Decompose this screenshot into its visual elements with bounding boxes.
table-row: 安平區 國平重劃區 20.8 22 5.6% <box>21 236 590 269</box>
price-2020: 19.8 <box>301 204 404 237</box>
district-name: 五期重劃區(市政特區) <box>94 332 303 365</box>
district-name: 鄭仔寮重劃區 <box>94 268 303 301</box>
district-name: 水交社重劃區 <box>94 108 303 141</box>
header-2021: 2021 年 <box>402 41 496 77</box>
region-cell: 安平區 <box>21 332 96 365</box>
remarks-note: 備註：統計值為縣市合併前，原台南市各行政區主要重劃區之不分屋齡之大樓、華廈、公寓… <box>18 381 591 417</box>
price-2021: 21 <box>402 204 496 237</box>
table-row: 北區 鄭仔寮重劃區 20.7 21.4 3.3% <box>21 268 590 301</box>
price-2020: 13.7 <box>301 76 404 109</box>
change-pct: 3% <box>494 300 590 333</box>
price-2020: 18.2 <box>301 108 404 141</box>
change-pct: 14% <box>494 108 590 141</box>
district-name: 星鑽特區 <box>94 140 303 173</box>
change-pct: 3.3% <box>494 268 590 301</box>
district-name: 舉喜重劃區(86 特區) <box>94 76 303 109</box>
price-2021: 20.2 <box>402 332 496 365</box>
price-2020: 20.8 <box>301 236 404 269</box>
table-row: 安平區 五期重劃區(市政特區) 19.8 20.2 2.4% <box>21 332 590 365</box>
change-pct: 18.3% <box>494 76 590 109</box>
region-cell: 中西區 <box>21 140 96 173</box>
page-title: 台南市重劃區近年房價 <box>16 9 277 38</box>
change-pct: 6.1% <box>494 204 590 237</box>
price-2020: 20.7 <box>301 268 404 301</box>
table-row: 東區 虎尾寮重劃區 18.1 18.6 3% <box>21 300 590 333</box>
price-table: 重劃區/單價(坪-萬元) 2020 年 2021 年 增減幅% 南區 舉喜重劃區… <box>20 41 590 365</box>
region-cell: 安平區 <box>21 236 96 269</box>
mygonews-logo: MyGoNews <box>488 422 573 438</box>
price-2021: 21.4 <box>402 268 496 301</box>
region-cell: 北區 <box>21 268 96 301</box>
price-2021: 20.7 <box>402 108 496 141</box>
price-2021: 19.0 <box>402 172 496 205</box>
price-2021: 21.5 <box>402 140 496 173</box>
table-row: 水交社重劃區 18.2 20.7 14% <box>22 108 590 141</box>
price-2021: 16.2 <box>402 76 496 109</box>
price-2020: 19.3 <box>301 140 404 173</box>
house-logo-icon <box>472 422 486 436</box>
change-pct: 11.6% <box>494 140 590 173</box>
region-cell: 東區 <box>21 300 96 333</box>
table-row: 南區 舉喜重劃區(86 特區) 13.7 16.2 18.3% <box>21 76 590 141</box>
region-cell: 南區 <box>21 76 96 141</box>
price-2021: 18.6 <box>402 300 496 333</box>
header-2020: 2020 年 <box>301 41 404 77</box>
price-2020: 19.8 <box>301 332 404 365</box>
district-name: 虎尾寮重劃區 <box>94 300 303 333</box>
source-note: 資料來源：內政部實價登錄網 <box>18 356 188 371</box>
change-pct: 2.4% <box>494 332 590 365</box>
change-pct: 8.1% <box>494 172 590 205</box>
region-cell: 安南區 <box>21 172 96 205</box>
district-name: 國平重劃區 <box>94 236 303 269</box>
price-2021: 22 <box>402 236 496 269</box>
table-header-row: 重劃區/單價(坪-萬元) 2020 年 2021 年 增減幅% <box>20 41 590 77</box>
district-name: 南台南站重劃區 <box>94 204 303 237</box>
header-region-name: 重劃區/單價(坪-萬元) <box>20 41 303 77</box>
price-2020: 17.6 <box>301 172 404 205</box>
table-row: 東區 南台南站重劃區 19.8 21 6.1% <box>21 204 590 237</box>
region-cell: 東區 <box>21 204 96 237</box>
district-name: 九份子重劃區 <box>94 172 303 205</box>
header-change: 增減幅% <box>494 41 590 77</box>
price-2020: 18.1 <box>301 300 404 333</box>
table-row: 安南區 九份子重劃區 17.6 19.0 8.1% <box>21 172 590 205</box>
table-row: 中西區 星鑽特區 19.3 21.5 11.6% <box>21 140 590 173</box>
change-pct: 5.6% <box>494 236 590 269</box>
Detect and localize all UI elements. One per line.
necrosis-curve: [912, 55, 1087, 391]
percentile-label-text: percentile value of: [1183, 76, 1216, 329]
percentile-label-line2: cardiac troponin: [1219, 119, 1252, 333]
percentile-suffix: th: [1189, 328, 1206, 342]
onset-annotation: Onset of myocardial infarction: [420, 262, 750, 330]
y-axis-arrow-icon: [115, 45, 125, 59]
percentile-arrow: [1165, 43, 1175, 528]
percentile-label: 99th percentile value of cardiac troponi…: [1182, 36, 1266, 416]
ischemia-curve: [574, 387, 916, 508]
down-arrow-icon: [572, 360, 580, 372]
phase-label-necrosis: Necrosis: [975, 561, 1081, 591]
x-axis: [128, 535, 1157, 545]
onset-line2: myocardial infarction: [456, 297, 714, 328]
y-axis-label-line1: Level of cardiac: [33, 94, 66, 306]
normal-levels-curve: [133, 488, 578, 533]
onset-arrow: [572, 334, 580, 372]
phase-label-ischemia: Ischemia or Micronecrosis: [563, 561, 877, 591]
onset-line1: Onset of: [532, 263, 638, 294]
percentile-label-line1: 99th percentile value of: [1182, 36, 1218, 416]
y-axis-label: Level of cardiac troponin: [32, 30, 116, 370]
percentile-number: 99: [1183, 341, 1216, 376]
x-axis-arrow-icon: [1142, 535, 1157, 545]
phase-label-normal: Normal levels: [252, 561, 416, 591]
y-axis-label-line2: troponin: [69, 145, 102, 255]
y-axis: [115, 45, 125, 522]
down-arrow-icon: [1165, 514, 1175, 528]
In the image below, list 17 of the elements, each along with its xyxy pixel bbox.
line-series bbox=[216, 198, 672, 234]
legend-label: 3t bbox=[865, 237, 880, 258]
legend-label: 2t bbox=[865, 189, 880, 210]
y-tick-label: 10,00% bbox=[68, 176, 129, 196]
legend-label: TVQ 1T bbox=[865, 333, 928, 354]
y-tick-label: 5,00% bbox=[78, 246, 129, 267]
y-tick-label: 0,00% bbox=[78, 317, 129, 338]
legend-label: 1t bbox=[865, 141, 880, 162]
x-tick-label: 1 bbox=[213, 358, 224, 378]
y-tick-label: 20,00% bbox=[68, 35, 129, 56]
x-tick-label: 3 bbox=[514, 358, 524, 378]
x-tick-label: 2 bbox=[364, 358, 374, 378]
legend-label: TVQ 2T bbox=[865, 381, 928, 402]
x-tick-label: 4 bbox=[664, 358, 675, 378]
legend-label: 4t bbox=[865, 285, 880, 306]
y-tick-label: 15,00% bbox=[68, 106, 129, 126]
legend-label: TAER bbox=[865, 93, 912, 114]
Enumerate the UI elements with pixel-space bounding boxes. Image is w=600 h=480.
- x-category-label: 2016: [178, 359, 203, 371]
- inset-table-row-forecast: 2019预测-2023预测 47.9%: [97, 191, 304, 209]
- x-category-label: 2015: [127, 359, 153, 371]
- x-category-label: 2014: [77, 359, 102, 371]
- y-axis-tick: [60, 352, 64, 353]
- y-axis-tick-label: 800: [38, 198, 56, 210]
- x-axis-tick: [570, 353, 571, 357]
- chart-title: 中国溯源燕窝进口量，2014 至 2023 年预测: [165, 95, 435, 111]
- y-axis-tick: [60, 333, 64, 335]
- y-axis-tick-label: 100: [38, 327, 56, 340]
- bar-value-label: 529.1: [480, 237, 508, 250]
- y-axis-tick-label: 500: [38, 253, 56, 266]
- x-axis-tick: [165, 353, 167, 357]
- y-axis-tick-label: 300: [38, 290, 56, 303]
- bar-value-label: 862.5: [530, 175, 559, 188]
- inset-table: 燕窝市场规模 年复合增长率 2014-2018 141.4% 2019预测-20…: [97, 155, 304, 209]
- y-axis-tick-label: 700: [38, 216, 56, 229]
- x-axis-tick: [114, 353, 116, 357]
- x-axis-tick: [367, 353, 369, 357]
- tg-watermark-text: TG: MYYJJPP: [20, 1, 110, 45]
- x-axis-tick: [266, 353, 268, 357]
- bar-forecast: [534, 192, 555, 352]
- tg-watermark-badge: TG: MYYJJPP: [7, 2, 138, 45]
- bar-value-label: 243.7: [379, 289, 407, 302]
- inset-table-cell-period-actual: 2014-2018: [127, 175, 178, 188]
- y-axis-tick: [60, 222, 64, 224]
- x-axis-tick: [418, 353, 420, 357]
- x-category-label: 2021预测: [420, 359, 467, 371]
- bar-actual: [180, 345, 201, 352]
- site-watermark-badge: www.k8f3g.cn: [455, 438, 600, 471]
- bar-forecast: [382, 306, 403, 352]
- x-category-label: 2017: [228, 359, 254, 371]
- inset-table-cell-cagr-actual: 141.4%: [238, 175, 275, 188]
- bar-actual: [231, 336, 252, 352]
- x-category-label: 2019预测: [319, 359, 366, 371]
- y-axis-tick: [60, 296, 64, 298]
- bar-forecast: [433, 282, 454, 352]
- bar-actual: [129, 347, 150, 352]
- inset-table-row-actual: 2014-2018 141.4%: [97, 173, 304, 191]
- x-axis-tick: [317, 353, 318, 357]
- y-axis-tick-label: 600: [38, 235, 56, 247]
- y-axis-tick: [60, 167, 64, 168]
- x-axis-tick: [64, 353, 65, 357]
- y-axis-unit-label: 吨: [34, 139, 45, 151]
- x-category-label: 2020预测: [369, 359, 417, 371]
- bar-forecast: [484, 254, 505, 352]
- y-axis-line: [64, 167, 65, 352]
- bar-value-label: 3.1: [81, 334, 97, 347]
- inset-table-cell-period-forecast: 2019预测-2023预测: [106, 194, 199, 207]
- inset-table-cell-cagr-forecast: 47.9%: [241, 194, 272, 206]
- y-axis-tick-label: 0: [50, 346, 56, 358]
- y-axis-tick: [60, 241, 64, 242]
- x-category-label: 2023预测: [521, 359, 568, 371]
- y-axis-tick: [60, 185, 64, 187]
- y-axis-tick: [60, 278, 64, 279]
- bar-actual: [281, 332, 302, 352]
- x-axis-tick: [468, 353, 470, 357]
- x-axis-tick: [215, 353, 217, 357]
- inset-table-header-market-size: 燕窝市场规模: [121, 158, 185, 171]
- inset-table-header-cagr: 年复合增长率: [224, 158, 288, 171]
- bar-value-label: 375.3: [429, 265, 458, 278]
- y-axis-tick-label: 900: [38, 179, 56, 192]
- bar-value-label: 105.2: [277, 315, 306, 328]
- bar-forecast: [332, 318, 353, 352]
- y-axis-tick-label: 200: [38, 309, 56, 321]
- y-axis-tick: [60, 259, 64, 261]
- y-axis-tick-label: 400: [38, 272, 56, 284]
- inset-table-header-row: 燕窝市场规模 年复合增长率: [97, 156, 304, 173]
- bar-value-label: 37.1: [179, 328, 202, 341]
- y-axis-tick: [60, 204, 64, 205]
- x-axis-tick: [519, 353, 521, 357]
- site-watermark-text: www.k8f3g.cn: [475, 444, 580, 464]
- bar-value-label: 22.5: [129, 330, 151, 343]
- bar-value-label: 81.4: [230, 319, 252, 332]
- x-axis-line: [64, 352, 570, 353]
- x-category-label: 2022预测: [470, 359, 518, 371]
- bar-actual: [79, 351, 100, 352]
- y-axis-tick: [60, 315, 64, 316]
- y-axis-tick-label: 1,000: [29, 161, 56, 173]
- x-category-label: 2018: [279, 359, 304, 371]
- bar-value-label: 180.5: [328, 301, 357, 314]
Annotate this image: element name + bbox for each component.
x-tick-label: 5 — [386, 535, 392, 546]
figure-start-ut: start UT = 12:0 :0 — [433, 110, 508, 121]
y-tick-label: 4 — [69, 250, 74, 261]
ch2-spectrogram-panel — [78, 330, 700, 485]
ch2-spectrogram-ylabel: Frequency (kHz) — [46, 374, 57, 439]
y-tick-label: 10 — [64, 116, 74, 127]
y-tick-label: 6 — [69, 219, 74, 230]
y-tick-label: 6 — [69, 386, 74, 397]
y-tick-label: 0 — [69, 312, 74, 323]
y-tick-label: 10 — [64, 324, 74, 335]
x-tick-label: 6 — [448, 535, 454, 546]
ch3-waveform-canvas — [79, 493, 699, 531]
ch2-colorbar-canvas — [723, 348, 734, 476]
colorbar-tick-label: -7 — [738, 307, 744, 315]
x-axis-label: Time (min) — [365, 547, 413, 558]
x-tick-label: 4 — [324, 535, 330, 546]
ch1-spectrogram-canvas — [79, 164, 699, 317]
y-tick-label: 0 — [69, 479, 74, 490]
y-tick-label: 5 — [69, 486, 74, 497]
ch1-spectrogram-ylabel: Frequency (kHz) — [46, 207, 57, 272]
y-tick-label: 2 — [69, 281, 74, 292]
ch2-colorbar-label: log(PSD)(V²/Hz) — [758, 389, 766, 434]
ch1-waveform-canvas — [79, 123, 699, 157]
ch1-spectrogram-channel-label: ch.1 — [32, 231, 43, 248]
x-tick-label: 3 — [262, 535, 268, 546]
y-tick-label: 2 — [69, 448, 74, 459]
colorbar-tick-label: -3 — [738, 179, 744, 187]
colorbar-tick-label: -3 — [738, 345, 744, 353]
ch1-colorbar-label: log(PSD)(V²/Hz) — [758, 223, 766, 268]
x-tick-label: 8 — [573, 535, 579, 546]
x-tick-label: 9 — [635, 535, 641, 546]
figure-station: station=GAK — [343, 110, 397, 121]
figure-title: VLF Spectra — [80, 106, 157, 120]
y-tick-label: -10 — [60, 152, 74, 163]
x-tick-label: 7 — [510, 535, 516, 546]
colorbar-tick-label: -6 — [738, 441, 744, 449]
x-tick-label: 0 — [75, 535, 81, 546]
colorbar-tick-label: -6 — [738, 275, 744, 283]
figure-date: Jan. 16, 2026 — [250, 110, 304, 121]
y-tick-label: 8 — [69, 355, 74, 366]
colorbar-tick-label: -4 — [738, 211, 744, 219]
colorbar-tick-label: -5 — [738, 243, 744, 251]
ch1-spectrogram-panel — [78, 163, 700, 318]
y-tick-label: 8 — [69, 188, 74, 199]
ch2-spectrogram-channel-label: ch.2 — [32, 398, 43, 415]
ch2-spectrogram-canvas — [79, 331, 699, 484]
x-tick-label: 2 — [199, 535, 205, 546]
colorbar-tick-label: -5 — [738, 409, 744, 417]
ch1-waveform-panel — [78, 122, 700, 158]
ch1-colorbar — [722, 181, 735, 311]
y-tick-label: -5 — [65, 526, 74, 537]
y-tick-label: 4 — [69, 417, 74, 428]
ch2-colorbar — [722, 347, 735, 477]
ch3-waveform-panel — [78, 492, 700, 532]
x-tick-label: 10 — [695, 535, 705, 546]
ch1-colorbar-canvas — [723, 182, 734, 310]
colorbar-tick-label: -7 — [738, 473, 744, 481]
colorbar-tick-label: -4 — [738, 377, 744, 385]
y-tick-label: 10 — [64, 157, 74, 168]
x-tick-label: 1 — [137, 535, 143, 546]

__Exercise goal__
Copy the entries word for word, starting at their very first line and ending at the line that contains "region-cell: 安平區 <box>21 332 96 365</box>", with both of those lines included.

__Exercise solution__
Decompose this screenshot into its visual elements with bounding boxes.
table-row: 安平區 國平重劃區 20.8 22 5.6% <box>21 236 590 269</box>
price-2020: 19.8 <box>301 204 404 237</box>
district-name: 五期重劃區(市政特區) <box>94 332 303 365</box>
district-name: 鄭仔寮重劃區 <box>94 268 303 301</box>
district-name: 水交社重劃區 <box>94 108 303 141</box>
header-2021: 2021 年 <box>402 41 496 77</box>
region-cell: 安平區 <box>21 332 96 365</box>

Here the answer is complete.